— start Records provided —

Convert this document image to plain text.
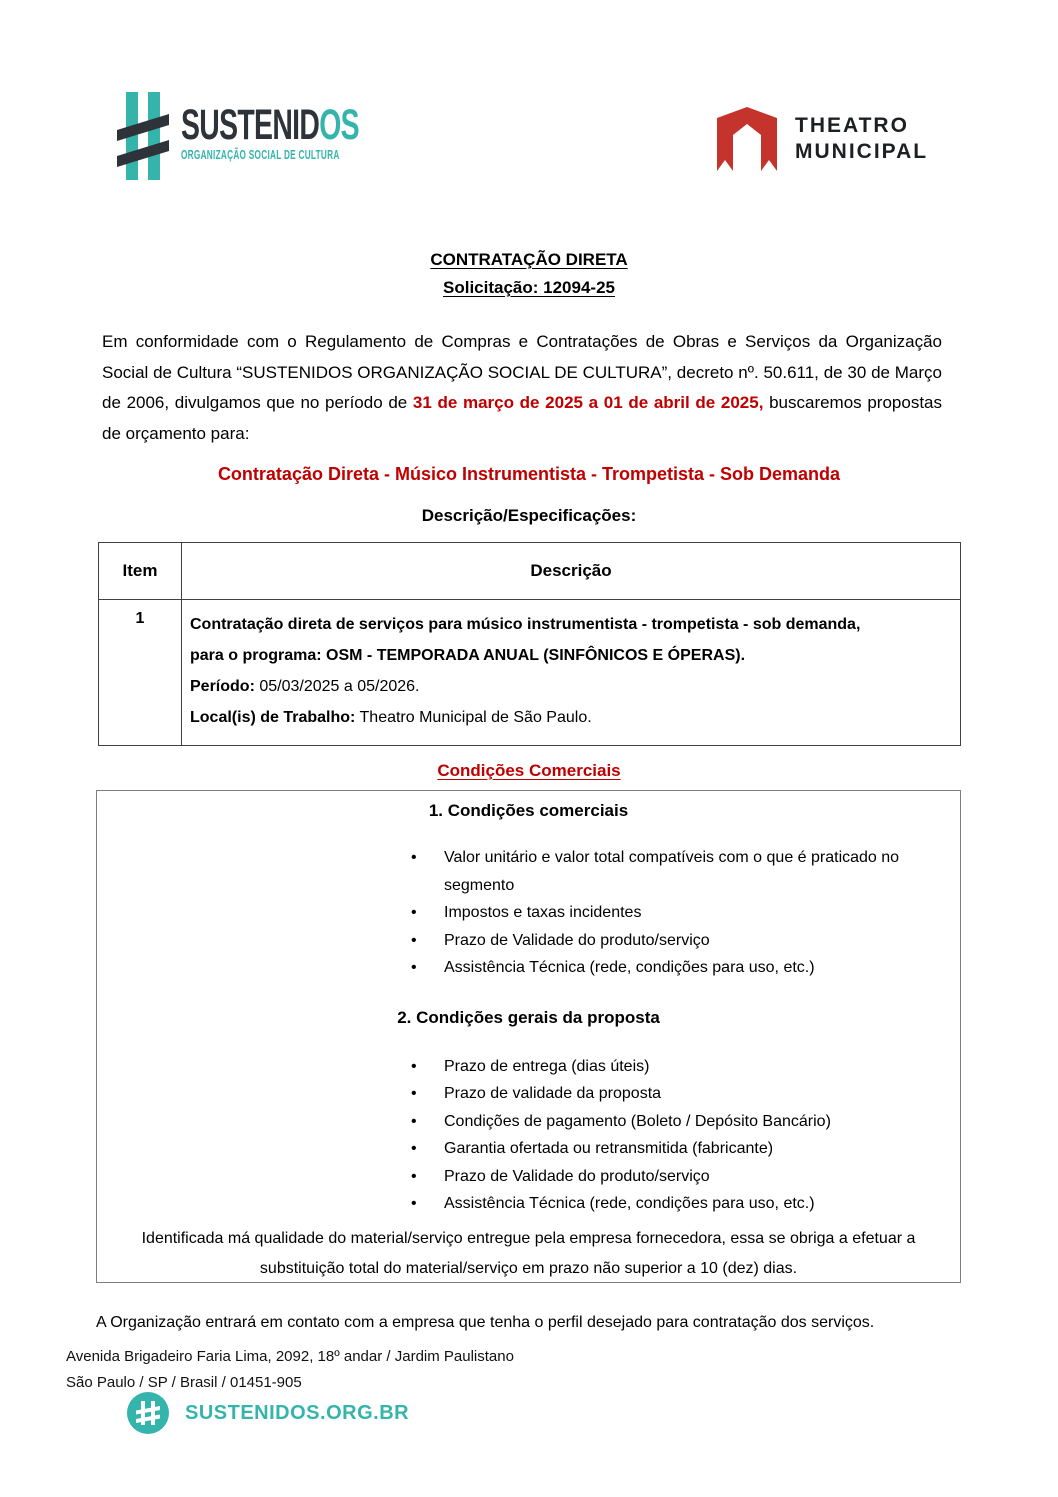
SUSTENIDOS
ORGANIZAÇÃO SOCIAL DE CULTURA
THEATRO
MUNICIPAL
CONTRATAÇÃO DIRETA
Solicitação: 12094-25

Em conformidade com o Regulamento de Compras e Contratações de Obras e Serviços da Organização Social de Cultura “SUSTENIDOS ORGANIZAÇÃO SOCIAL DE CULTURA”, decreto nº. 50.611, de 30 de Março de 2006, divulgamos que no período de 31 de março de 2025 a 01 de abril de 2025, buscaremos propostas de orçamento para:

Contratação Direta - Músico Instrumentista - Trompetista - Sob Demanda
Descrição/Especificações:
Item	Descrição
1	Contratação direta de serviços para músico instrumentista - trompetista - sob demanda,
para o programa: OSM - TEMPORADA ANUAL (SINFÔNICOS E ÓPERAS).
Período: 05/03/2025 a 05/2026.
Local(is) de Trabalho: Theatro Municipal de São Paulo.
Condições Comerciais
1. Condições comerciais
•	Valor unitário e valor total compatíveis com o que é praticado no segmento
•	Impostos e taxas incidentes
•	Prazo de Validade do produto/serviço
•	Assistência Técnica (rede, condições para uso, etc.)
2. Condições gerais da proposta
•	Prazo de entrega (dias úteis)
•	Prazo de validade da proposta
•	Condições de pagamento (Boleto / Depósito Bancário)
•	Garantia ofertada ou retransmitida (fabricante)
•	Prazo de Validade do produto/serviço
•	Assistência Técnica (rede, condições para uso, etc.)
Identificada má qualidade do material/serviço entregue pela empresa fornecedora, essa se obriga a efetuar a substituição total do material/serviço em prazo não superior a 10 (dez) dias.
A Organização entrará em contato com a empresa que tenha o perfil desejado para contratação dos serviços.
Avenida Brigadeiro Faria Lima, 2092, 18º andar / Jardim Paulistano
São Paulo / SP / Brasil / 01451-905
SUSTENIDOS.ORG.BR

— end Records provided —
— start Records provided —

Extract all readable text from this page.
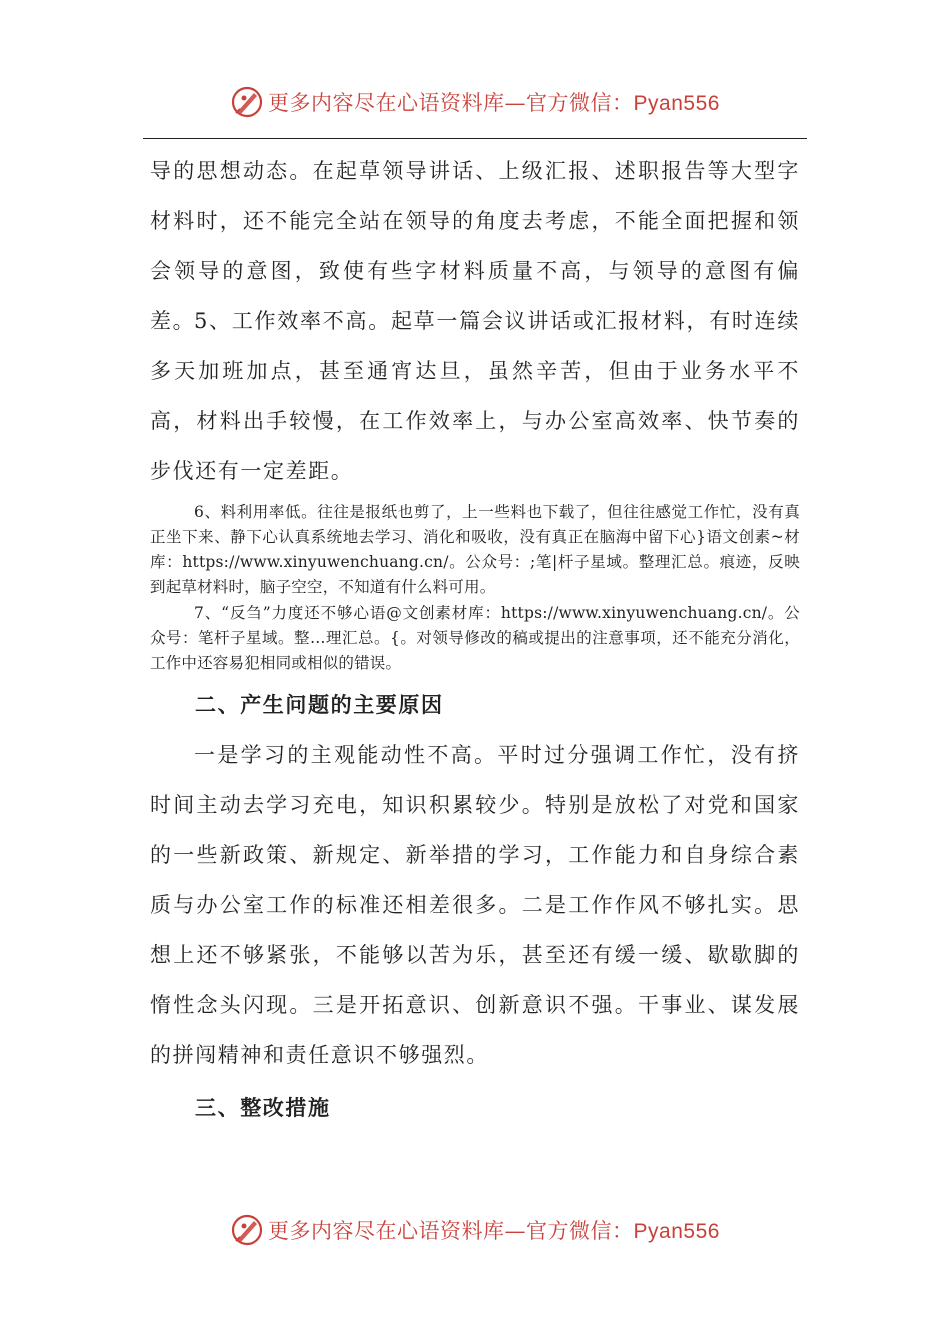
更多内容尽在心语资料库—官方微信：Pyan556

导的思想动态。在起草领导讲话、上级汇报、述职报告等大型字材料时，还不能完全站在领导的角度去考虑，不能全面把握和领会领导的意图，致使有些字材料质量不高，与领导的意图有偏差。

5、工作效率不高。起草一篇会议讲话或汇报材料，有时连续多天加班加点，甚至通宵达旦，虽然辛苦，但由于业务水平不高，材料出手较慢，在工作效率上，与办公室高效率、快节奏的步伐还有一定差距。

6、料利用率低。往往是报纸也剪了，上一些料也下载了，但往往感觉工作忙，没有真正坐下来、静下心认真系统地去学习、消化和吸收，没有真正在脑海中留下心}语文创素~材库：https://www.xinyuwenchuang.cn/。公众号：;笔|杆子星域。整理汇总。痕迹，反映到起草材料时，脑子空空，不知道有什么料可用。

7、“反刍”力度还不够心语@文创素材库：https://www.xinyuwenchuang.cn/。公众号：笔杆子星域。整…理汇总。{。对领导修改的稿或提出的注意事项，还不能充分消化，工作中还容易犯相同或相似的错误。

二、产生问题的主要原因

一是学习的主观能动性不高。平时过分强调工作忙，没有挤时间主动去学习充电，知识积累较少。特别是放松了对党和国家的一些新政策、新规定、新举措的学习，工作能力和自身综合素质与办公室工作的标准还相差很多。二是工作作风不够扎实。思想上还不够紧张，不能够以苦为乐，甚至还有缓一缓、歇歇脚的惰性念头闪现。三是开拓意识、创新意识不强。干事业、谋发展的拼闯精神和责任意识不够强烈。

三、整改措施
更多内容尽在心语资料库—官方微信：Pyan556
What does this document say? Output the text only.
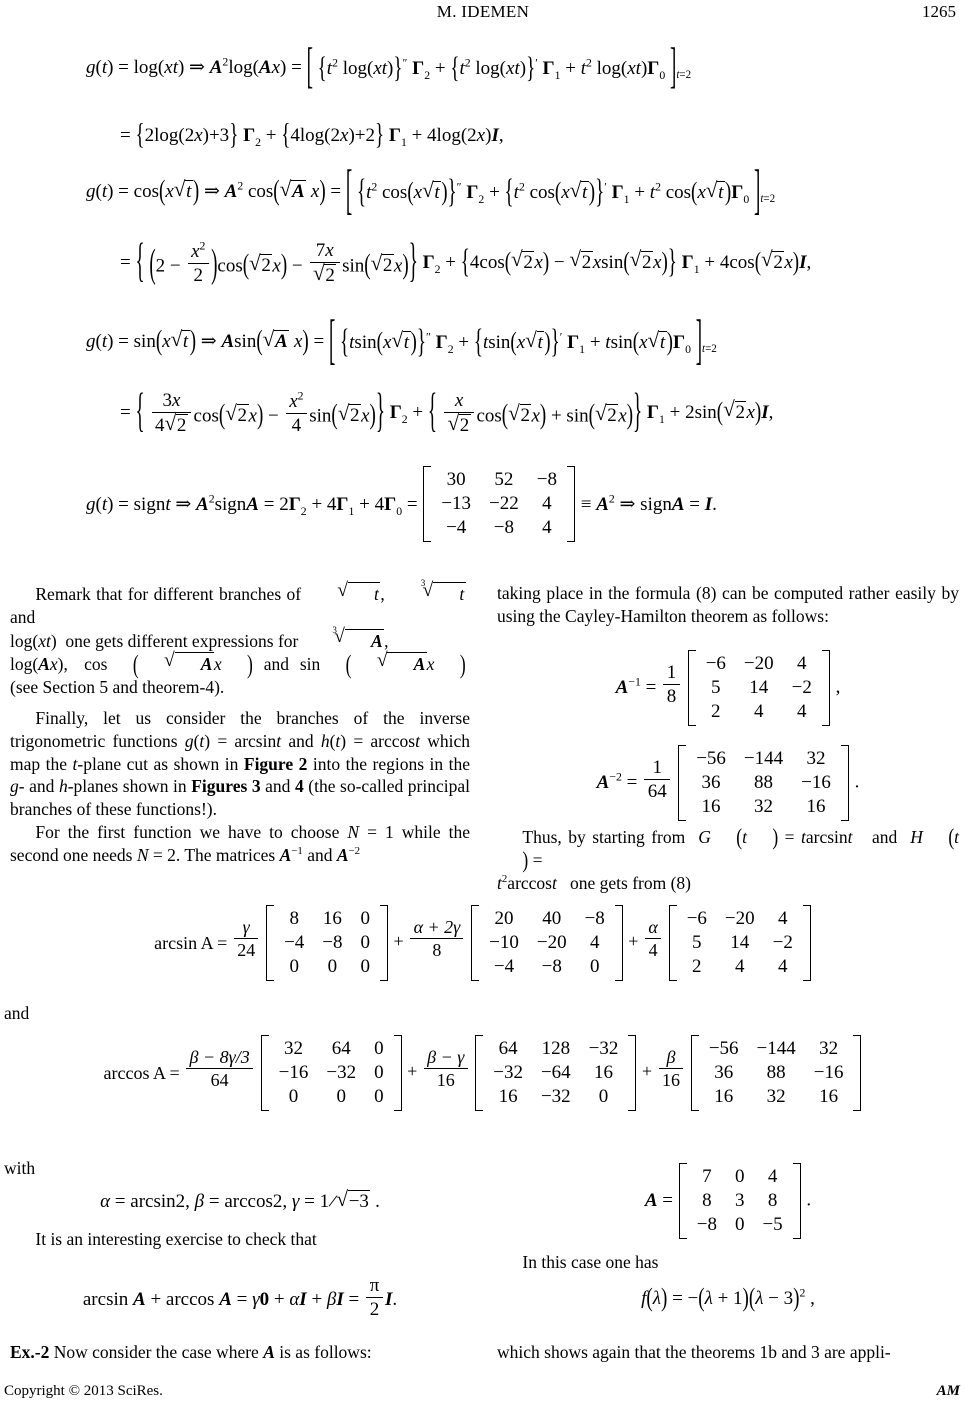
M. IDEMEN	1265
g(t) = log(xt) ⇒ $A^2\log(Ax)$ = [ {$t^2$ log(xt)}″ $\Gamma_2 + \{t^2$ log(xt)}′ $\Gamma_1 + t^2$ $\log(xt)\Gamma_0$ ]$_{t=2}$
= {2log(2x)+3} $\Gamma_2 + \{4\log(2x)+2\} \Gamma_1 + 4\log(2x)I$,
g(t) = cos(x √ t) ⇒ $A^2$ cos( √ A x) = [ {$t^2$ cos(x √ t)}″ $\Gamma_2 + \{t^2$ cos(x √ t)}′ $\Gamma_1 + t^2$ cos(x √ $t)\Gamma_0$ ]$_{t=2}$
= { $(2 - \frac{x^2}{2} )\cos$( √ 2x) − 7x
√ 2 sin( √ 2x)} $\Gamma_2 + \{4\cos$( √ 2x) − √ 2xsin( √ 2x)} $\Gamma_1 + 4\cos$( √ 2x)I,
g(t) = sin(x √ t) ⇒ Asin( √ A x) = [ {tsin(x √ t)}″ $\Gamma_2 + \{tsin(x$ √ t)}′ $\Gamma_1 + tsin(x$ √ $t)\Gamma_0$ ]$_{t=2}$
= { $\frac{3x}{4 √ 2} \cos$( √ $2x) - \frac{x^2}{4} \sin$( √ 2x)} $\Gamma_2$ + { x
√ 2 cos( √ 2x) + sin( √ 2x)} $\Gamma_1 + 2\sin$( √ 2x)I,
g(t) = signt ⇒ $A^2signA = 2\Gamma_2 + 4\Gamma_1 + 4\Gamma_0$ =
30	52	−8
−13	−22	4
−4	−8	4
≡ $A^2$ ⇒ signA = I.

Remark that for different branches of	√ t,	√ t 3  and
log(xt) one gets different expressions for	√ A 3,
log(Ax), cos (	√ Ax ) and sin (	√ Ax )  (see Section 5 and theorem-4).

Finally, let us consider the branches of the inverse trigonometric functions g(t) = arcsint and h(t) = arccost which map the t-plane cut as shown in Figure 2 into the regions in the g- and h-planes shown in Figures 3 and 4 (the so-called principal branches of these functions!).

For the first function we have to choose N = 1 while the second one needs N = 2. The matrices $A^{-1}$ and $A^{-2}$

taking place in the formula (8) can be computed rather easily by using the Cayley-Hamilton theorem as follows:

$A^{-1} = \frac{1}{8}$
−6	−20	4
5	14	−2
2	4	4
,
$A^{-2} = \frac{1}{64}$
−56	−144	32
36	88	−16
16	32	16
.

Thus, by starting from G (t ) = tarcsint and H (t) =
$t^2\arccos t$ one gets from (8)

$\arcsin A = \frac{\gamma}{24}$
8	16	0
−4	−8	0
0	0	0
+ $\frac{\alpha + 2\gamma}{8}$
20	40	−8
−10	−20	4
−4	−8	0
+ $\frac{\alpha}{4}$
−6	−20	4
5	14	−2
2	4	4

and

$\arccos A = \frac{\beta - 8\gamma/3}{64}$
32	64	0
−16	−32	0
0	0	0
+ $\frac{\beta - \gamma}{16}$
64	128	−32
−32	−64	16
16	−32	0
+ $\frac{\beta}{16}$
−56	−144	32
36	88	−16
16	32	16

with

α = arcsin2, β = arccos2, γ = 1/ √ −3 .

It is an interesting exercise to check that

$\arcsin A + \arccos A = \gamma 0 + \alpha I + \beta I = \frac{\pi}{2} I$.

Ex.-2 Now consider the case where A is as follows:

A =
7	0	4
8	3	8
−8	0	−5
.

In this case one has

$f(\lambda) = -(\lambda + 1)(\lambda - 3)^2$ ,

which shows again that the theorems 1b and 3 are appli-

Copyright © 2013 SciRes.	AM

— end Records provided —

→ **Work to do**: Tell how many lines of the records above hold the string "that". Give no other text.

→ **Task answer**: 3